## Excerpts from a figure dataset
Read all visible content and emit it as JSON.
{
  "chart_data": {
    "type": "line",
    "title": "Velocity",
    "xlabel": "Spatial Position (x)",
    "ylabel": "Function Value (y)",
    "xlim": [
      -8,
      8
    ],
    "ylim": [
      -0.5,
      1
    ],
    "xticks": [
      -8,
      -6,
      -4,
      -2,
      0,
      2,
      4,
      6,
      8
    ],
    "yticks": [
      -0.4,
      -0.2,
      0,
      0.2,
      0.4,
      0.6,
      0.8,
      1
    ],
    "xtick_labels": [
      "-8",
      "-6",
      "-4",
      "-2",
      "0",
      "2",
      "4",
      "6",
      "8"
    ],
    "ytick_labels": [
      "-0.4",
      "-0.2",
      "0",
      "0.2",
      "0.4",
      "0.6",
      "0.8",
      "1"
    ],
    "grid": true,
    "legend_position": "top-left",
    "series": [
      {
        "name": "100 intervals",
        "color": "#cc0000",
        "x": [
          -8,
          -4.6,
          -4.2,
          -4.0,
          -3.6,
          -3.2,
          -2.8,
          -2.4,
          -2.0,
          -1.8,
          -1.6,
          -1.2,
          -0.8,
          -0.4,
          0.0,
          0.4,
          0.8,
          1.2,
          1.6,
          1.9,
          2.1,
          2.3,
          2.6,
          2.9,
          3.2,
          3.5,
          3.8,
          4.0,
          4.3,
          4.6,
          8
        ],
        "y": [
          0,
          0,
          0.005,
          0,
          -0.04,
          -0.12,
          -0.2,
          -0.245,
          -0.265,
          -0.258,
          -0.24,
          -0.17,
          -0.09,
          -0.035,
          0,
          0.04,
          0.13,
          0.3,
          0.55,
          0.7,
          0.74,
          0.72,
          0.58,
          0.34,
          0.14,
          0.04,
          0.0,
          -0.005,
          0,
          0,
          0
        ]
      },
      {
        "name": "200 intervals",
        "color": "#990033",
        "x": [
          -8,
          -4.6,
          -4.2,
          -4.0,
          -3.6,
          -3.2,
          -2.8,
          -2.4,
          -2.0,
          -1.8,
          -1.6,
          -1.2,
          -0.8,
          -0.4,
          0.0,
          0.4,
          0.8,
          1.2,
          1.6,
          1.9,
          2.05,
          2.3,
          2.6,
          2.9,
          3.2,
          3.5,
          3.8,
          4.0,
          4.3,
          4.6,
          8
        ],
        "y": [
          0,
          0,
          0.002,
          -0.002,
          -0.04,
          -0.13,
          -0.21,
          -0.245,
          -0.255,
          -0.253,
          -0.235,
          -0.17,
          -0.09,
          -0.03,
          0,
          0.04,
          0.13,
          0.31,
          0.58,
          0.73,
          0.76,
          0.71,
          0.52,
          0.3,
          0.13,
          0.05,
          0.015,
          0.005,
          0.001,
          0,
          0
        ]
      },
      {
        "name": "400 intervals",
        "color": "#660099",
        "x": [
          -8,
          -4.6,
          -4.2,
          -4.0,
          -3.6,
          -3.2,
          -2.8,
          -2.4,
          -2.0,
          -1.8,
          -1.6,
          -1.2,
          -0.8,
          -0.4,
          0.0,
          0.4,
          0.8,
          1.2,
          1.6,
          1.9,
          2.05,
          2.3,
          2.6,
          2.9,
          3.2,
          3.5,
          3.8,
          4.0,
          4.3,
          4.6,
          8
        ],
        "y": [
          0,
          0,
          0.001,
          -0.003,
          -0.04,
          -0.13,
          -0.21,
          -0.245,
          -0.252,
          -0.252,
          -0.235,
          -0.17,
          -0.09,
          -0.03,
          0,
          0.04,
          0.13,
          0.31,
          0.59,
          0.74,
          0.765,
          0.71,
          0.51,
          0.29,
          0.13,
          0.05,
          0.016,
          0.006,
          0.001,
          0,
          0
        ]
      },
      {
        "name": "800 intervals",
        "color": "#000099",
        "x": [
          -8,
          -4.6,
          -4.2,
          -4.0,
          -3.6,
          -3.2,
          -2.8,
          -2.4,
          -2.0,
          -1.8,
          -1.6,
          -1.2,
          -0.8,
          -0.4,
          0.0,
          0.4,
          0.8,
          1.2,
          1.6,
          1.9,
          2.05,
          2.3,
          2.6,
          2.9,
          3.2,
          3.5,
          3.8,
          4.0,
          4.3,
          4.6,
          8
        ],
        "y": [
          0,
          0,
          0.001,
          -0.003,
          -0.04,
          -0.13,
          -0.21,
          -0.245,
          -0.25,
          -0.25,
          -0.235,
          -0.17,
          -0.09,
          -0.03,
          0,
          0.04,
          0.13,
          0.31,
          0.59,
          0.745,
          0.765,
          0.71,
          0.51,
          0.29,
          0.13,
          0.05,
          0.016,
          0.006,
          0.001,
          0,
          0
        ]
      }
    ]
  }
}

## STATED TASK
Please set down all the data word for word.

## FINISHED ANSWER
Read all visible content and emit it as JSON.
{
  "chart_data": {
    "type": "line",
    "title": "Velocity",
    "xlabel": "Spatial Position (x)",
    "ylabel": "Function Value (y)",
    "xlim": [
      -8,
      8
    ],
    "ylim": [
      -0.5,
      1
    ],
    "xticks": [
      -8,
      -6,
      -4,
      -2,
      0,
      2,
      4,
      6,
      8
    ],
    "yticks": [
      -0.4,
      -0.2,
      0,
      0.2,
      0.4,
      0.6,
      0.8,
      1
    ],
    "xtick_labels": [
      "-8",
      "-6",
      "-4",
      "-2",
      "0",
      "2",
      "4",
      "6",
      "8"
    ],
    "ytick_labels": [
      "-0.4",
      "-0.2",
      "0",
      "0.2",
      "0.4",
      "0.6",
      "0.8",
      "1"
    ],
    "grid": true,
    "legend_position": "top-left",
    "series": [
      {
        "name": "100 intervals",
        "color": "#cc0000",
        "x": [
          -8,
          -4.6,
          -4.2,
          -4.0,
          -3.6,
          -3.2,
          -2.8,
          -2.4,
          -2.0,
          -1.8,
          -1.6,
          -1.2,
          -0.8,
          -0.4,
          0.0,
          0.4,
          0.8,
          1.2,
          1.6,
          1.9,
          2.1,
          2.3,
          2.6,
          2.9,
          3.2,
          3.5,
          3.8,
          4.0,
          4.3,
          4.6,
          8
        ],
        "y": [
          0,
          0,
          0.005,
          0,
          -0.04,
          -0.12,
          -0.2,
          -0.245,
          -0.265,
          -0.258,
          -0.24,
          -0.17,
          -0.09,
          -0.035,
          0,
          0.04,
          0.13,
          0.3,
          0.55,
          0.7,
          0.74,
          0.72,
          0.58,
          0.34,
          0.14,
          0.04,
          0.0,
          -0.005,
          0,
          0,
          0
        ]
      },
      {
        "name": "200 intervals",
        "color": "#990033",
        "x": [
          -8,
          -4.6,
          -4.2,
          -4.0,
          -3.6,
          -3.2,
          -2.8,
          -2.4,
          -2.0,
          -1.8,
          -1.6,
          -1.2,
          -0.8,
          -0.4,
          0.0,
          0.4,
          0.8,
          1.2,
          1.6,
          1.9,
          2.05,
          2.3,
          2.6,
          2.9,
          3.2,
          3.5,
          3.8,
          4.0,
          4.3,
          4.6,
          8
        ],
        "y": [
          0,
          0,
          0.002,
          -0.002,
          -0.04,
          -0.13,
          -0.21,
          -0.245,
          -0.255,
          -0.253,
          -0.235,
          -0.17,
          -0.09,
          -0.03,
          0,
          0.04,
          0.13,
          0.31,
          0.58,
          0.73,
          0.76,
          0.71,
          0.52,
          0.3,
          0.13,
          0.05,
          0.015,
          0.005,
          0.001,
          0,
          0
        ]
      },
      {
        "name": "400 intervals",
        "color": "#660099",
        "x": [
          -8,
          -4.6,
          -4.2,
          -4.0,
          -3.6,
          -3.2,
          -2.8,
          -2.4,
          -2.0,
          -1.8,
          -1.6,
          -1.2,
          -0.8,
          -0.4,
          0.0,
          0.4,
          0.8,
          1.2,
          1.6,
          1.9,
          2.05,
          2.3,
          2.6,
          2.9,
          3.2,
          3.5,
          3.8,
          4.0,
          4.3,
          4.6,
          8
        ],
        "y": [
          0,
          0,
          0.001,
          -0.003,
          -0.04,
          -0.13,
          -0.21,
          -0.245,
          -0.252,
          -0.252,
          -0.235,
          -0.17,
          -0.09,
          -0.03,
          0,
          0.04,
          0.13,
          0.31,
          0.59,
          0.74,
          0.765,
          0.71,
          0.51,
          0.29,
          0.13,
          0.05,
          0.016,
          0.006,
          0.001,
          0,
          0
        ]
      },
      {
        "name": "800 intervals",
        "color": "#000099",
        "x": [
          -8,
          -4.6,
          -4.2,
          -4.0,
          -3.6,
          -3.2,
          -2.8,
          -2.4,
          -2.0,
          -1.8,
          -1.6,
          -1.2,
          -0.8,
          -0.4,
          0.0,
          0.4,
          0.8,
          1.2,
          1.6,
          1.9,
          2.05,
          2.3,
          2.6,
          2.9,
          3.2,
          3.5,
          3.8,
          4.0,
          4.3,
          4.6,
          8
        ],
        "y": [
          0,
          0,
          0.001,
          -0.003,
          -0.04,
          -0.13,
          -0.21,
          -0.245,
          -0.25,
          -0.25,
          -0.235,
          -0.17,
          -0.09,
          -0.03,
          0,
          0.04,
          0.13,
          0.31,
          0.59,
          0.745,
          0.765,
          0.71,
          0.51,
          0.29,
          0.13,
          0.05,
          0.016,
          0.006,
          0.001,
          0,
          0
        ]
      }
    ]
  }
}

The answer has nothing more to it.